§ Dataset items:

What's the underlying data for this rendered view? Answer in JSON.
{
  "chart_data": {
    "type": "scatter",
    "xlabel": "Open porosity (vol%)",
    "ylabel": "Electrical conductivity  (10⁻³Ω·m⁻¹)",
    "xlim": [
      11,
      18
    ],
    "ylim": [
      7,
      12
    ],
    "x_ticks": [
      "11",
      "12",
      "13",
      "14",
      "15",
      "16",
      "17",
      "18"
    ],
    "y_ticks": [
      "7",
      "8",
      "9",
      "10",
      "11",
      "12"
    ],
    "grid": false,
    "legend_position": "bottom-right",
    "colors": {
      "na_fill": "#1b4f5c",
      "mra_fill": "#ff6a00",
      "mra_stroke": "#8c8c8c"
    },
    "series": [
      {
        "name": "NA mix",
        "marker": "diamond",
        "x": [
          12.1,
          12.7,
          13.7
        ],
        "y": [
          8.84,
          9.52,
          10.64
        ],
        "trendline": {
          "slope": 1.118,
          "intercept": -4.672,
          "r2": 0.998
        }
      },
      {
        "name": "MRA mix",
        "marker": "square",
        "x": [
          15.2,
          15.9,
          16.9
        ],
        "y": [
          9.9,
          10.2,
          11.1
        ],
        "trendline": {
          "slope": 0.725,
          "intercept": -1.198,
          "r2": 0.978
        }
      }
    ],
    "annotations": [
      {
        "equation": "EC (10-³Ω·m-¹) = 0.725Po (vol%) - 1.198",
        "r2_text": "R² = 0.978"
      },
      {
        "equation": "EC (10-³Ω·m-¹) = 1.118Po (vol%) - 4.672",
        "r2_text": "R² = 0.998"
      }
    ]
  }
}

§ Problem to work on:
Print the material once more, exactly.

§ Expected answer:
What's the underlying data for this rendered view? Answer in JSON.
{
  "chart_data": {
    "type": "scatter",
    "xlabel": "Open porosity (vol%)",
    "ylabel": "Electrical conductivity  (10⁻³Ω·m⁻¹)",
    "xlim": [
      11,
      18
    ],
    "ylim": [
      7,
      12
    ],
    "x_ticks": [
      "11",
      "12",
      "13",
      "14",
      "15",
      "16",
      "17",
      "18"
    ],
    "y_ticks": [
      "7",
      "8",
      "9",
      "10",
      "11",
      "12"
    ],
    "grid": false,
    "legend_position": "bottom-right",
    "colors": {
      "na_fill": "#1b4f5c",
      "mra_fill": "#ff6a00",
      "mra_stroke": "#8c8c8c"
    },
    "series": [
      {
        "name": "NA mix",
        "marker": "diamond",
        "x": [
          12.1,
          12.7,
          13.7
        ],
        "y": [
          8.84,
          9.52,
          10.64
        ],
        "trendline": {
          "slope": 1.118,
          "intercept": -4.672,
          "r2": 0.998
        }
      },
      {
        "name": "MRA mix",
        "marker": "square",
        "x": [
          15.2,
          15.9,
          16.9
        ],
        "y": [
          9.9,
          10.2,
          11.1
        ],
        "trendline": {
          "slope": 0.725,
          "intercept": -1.198,
          "r2": 0.978
        }
      }
    ],
    "annotations": [
      {
        "equation": "EC (10-³Ω·m-¹) = 0.725Po (vol%) - 1.198",
        "r2_text": "R² = 0.978"
      },
      {
        "equation": "EC (10-³Ω·m-¹) = 1.118Po (vol%) - 4.672",
        "r2_text": "R² = 0.998"
      }
    ]
  }
}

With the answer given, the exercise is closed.